──────── Information supplied
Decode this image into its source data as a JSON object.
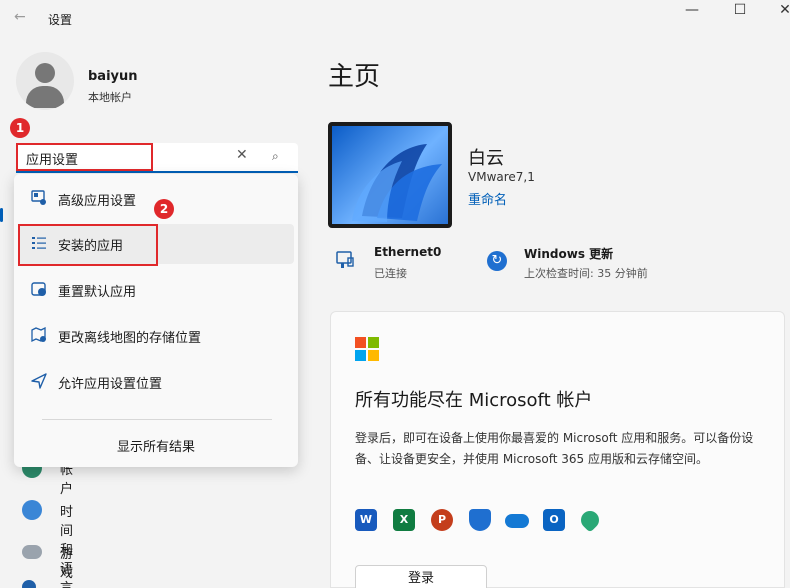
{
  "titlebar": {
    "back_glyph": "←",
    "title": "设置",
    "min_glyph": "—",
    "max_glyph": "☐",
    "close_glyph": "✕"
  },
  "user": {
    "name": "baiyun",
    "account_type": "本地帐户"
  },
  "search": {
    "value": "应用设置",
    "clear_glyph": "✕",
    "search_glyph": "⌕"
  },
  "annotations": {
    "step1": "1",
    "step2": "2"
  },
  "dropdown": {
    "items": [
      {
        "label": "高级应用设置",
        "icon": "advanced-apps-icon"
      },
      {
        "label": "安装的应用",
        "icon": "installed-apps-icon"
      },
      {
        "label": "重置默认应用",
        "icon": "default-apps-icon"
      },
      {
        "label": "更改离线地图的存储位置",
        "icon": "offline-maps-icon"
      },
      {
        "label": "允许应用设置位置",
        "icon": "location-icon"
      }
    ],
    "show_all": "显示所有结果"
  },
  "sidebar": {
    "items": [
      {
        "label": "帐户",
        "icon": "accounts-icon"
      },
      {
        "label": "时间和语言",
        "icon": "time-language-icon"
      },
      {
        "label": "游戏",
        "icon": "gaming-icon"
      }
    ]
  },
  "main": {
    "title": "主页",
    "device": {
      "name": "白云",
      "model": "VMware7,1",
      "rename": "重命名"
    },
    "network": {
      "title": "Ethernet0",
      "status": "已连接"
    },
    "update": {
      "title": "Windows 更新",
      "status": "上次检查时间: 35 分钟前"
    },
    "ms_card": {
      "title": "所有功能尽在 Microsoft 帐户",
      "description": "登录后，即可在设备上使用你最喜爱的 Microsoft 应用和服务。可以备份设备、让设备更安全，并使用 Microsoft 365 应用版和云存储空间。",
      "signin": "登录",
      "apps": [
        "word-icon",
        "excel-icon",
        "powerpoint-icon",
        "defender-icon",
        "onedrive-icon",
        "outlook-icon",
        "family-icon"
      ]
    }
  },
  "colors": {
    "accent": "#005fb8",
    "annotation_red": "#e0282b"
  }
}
────────────────
§ **Written task**
Among the entries above, how many lines hold the string "Microsoft"? Give the number by itself.

§ **Expected answer**
2